INSTRUCTIONS TO FOLLOW: Each line that contains the word "every" counts once; give the total for the records below and nothing else.

Source data:
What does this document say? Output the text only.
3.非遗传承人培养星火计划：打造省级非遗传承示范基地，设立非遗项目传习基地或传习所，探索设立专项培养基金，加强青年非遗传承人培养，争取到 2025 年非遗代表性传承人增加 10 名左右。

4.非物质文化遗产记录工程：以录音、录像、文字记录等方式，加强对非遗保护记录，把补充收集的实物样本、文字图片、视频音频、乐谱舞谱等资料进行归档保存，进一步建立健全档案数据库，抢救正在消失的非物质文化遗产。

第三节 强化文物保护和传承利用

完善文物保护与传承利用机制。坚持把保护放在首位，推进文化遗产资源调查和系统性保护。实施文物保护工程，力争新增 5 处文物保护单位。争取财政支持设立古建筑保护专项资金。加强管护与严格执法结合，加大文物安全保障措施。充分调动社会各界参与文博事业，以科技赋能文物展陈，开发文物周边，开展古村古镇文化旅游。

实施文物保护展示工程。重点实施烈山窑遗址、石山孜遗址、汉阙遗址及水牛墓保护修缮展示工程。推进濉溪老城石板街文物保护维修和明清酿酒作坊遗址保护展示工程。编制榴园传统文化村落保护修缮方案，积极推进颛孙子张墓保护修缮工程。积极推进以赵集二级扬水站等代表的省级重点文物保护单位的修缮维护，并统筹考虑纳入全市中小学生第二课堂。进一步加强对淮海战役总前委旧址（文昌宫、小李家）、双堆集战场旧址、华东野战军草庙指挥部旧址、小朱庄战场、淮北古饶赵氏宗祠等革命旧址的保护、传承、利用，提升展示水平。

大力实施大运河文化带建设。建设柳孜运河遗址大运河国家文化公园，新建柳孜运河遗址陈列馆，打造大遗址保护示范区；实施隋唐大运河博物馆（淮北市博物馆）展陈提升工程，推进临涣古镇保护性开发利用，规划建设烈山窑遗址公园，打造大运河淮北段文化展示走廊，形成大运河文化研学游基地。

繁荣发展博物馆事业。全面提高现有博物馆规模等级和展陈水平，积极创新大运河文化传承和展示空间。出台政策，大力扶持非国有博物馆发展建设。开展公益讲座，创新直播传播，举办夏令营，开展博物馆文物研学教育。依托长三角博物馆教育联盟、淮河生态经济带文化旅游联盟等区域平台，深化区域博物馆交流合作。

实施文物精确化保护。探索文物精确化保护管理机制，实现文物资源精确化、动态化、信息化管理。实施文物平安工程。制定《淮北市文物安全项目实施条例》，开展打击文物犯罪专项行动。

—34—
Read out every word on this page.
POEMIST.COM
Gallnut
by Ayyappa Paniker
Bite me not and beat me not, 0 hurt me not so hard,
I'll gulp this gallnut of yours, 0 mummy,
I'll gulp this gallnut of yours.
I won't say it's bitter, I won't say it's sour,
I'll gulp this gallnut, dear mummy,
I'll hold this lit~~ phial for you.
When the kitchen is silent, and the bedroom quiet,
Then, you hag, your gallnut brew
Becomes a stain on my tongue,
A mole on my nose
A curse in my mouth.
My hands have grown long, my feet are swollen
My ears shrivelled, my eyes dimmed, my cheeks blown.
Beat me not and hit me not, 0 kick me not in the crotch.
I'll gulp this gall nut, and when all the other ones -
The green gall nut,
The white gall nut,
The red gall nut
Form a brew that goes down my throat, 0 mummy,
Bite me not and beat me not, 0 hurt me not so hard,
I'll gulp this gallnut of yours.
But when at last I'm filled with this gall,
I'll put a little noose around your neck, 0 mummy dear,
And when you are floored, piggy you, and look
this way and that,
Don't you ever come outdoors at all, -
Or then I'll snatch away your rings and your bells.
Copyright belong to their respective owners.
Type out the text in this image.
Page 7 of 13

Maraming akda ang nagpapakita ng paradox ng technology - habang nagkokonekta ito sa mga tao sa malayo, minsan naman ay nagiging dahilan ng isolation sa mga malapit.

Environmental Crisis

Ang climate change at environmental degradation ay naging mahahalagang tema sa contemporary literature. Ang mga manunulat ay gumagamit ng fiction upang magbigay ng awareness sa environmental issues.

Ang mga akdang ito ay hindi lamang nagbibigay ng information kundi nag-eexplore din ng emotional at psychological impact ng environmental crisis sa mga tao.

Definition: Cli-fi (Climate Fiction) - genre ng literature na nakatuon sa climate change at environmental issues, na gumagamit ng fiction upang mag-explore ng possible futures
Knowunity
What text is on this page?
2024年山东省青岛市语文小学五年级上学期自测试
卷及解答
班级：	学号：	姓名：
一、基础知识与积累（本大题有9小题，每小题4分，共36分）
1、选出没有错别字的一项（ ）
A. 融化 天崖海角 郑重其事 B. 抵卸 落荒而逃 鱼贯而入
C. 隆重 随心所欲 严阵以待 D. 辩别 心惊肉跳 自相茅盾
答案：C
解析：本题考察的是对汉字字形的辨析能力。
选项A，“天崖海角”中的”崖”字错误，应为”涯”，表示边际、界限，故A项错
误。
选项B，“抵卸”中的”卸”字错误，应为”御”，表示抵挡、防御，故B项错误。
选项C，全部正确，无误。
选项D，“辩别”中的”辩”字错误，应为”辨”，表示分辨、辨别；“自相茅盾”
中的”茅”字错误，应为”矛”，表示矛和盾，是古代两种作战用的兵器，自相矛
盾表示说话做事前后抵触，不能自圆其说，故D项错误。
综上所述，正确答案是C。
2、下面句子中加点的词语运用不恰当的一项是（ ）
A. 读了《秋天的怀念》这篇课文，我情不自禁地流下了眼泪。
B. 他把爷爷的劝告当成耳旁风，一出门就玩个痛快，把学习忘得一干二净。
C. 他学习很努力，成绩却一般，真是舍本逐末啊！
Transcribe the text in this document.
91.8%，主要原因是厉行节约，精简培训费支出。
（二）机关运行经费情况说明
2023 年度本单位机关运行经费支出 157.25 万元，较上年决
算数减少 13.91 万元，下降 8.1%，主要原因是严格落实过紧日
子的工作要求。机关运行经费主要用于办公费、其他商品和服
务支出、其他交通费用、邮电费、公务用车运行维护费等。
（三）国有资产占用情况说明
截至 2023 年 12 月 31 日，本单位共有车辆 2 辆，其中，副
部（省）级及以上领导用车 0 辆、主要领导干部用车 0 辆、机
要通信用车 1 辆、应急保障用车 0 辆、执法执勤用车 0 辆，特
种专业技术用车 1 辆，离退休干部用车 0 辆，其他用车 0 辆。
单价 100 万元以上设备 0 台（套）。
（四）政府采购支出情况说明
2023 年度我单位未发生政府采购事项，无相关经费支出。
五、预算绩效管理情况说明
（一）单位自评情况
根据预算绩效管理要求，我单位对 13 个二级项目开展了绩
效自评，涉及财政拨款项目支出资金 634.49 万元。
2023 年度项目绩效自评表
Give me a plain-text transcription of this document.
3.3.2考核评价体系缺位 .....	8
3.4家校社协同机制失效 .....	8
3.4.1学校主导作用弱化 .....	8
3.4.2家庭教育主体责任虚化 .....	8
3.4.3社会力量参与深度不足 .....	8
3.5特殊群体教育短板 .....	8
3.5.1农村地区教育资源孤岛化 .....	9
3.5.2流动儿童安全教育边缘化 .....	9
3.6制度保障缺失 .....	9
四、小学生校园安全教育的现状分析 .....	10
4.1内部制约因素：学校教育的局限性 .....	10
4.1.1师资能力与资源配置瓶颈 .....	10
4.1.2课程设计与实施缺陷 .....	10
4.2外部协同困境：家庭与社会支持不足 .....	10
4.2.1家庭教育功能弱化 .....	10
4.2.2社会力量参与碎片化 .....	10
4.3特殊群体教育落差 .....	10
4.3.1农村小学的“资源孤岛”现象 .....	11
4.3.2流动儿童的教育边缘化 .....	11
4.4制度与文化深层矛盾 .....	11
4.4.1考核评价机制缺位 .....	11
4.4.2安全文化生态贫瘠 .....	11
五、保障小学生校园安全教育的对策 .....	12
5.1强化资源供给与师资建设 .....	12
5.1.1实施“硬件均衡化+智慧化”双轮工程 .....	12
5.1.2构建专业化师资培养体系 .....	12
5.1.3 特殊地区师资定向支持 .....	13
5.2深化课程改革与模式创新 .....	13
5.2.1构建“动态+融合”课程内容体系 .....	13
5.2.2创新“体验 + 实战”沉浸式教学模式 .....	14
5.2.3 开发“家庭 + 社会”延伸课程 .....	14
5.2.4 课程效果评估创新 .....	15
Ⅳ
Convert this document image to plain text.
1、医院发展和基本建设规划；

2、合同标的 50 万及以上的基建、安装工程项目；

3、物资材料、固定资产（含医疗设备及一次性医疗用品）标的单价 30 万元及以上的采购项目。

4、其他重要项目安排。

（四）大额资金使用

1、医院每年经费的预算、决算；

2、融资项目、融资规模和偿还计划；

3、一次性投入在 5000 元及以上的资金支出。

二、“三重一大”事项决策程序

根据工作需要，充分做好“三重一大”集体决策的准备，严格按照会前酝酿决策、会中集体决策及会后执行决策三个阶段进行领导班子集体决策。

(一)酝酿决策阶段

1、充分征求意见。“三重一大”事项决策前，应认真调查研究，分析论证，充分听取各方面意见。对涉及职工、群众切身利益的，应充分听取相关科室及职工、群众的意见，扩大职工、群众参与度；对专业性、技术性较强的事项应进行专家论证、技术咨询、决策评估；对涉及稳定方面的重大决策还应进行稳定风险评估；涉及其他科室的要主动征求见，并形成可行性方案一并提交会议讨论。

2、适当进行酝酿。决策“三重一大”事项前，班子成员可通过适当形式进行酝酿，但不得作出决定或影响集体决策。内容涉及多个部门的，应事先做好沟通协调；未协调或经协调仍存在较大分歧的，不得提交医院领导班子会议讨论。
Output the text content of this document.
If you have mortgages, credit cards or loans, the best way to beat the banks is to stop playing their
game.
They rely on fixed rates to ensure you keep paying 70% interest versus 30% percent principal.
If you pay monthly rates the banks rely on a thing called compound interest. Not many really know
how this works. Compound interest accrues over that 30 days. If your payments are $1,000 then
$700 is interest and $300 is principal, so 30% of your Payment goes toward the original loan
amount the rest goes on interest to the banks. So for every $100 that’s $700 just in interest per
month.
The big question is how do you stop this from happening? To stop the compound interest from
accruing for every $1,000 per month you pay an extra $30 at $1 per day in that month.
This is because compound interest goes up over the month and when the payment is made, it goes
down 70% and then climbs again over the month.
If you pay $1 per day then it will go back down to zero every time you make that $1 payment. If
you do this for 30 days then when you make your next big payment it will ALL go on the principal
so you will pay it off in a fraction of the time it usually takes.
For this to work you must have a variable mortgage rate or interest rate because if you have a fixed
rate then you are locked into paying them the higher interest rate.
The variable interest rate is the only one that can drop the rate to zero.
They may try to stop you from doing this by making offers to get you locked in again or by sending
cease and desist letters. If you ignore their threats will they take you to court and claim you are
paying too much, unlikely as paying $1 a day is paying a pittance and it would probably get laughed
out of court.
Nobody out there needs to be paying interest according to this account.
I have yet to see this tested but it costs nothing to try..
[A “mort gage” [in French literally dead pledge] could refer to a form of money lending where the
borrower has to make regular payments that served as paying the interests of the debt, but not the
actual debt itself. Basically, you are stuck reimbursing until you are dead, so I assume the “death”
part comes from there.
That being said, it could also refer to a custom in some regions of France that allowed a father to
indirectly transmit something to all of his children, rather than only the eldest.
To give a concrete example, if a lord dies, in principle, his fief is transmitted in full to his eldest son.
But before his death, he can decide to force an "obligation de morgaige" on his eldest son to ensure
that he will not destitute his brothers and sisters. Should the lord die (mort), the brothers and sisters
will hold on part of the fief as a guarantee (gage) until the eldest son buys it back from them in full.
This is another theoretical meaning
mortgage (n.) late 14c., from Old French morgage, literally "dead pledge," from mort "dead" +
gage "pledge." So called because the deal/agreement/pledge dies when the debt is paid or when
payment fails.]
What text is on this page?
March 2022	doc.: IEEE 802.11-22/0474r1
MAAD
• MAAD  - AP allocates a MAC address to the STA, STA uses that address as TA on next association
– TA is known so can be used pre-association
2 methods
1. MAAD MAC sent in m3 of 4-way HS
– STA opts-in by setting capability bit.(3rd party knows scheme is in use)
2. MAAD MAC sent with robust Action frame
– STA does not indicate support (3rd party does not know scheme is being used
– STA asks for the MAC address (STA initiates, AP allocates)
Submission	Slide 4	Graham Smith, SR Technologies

RESULT: 4